Set problem
Write out each line exactly as given. Leave the pictures out of your copy.

Entries provided
——
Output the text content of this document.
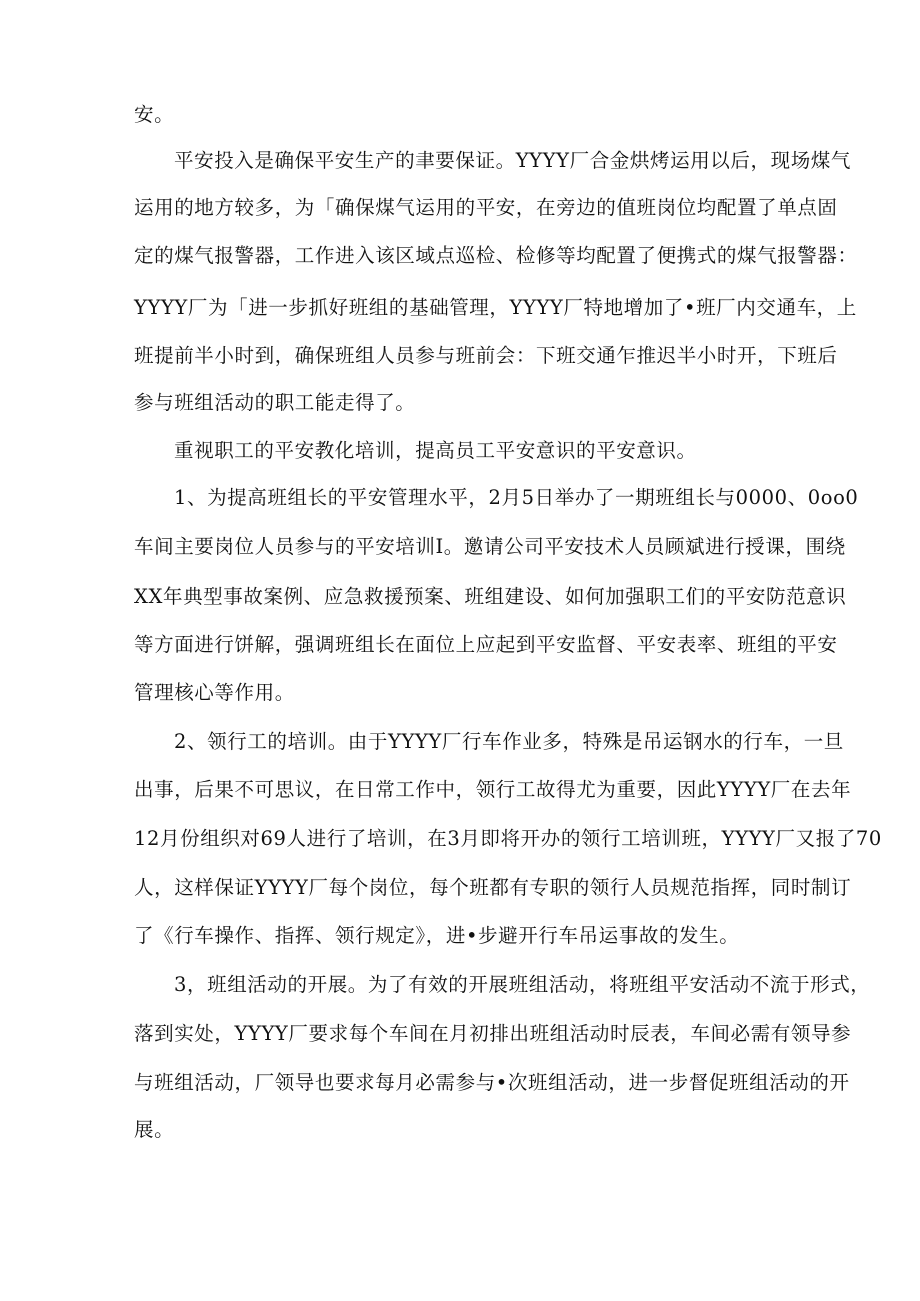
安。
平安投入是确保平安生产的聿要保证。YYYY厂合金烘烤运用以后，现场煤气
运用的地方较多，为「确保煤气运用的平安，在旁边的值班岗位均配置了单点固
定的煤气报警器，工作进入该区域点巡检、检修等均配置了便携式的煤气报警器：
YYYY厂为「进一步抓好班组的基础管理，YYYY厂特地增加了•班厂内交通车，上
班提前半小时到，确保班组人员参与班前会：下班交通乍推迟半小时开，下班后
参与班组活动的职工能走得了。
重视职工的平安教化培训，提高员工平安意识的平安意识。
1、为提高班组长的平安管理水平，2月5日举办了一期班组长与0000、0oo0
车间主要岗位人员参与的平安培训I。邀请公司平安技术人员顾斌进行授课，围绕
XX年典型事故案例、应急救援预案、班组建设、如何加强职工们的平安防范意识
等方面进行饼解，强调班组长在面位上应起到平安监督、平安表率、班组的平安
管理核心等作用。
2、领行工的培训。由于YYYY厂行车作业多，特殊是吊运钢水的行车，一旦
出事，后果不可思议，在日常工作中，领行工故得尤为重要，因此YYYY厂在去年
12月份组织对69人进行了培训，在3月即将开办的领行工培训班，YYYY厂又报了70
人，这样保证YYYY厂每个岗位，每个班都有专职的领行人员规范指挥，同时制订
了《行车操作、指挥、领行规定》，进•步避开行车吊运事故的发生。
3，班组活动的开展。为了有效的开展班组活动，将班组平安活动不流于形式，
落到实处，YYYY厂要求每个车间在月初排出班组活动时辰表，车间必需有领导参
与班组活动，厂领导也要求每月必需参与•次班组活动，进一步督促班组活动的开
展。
——
Exercise result
Output the text content of this document.
安。
平安投入是确保平安生产的聿要保证。YYYY厂合金烘烤运用以后，现场煤气
运用的地方较多，为「确保煤气运用的平安，在旁边的值班岗位均配置了单点固
定的煤气报警器，工作进入该区域点巡检、检修等均配置了便携式的煤气报警器：
YYYY厂为「进一步抓好班组的基础管理，YYYY厂特地增加了•班厂内交通车，上
班提前半小时到，确保班组人员参与班前会：下班交通乍推迟半小时开，下班后
参与班组活动的职工能走得了。
重视职工的平安教化培训，提高员工平安意识的平安意识。
1、为提高班组长的平安管理水平，2月5日举办了一期班组长与0000、0oo0
车间主要岗位人员参与的平安培训I。邀请公司平安技术人员顾斌进行授课，围绕
XX年典型事故案例、应急救援预案、班组建设、如何加强职工们的平安防范意识
等方面进行饼解，强调班组长在面位上应起到平安监督、平安表率、班组的平安
管理核心等作用。
2、领行工的培训。由于YYYY厂行车作业多，特殊是吊运钢水的行车，一旦
出事，后果不可思议，在日常工作中，领行工故得尤为重要，因此YYYY厂在去年
12月份组织对69人进行了培训，在3月即将开办的领行工培训班，YYYY厂又报了70
人，这样保证YYYY厂每个岗位，每个班都有专职的领行人员规范指挥，同时制订
了《行车操作、指挥、领行规定》，进•步避开行车吊运事故的发生。
3，班组活动的开展。为了有效的开展班组活动，将班组平安活动不流于形式，
落到实处，YYYY厂要求每个车间在月初排出班组活动时辰表，车间必需有领导参
与班组活动，厂领导也要求每月必需参与•次班组活动，进一步督促班组活动的开
展。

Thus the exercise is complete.